» **GOAL OF THE EXERCISE**
From the records below, extract all the text exactly and leave the images behind.
○ ○ ○ ○ ○ ○ ○
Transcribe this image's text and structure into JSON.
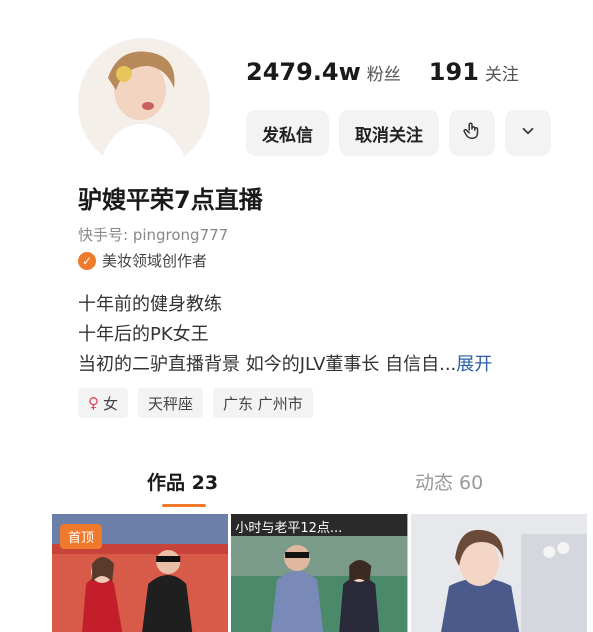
{
  "profile": {
    "fans_count": "2479.4w",
    "fans_label": "粉丝",
    "following_count": "191",
    "following_label": "关注",
    "message_button": "发私信",
    "unfollow_button": "取消关注",
    "name": "驴嫂平荣7点直播",
    "kuaishou_id": "快手号: pingrong777",
    "certification": "美妆领域创作者",
    "bio_lines": [
      "十年前的健身教练",
      "十年后的PK女王",
      "当初的二驴直播背景 如今的JLV董事长 自信自..."
    ],
    "expand_label": "展开",
    "tags": [
      "女",
      "天秤座",
      "广东 广州市"
    ]
  },
  "tabs": [
    {
      "label": "作品 23"
    },
    {
      "label": "动态 60"
    }
  ],
  "grid": {
    "pinned_badge": "首顶",
    "banner_text": "小时与老平12点..."
  },
  "colors": {
    "accent": "#f07a2b",
    "link": "#2a5fa8"
  },
  "icons": [
    "hand-icon",
    "chevron-down-icon",
    "female-icon",
    "verified-icon"
  ]
}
○ ○ ○ ○ ○ ○ ○
» **TASK ANSWER**
Transcribe this image's text and structure into JSON.
{
  "profile": {
    "fans_count": "2479.4w",
    "fans_label": "粉丝",
    "following_count": "191",
    "following_label": "关注",
    "message_button": "发私信",
    "unfollow_button": "取消关注",
    "name": "驴嫂平荣7点直播",
    "kuaishou_id": "快手号: pingrong777",
    "certification": "美妆领域创作者",
    "bio_lines": [
      "十年前的健身教练",
      "十年后的PK女王",
      "当初的二驴直播背景 如今的JLV董事长 自信自..."
    ],
    "expand_label": "展开",
    "tags": [
      "女",
      "天秤座",
      "广东 广州市"
    ]
  },
  "tabs": [
    {
      "label": "作品 23"
    },
    {
      "label": "动态 60"
    }
  ],
  "grid": {
    "pinned_badge": "首顶",
    "banner_text": "小时与老平12点..."
  },
  "colors": {
    "accent": "#f07a2b",
    "link": "#2a5fa8"
  },
  "icons": [
    "hand-icon",
    "chevron-down-icon",
    "female-icon",
    "verified-icon"
  ]
}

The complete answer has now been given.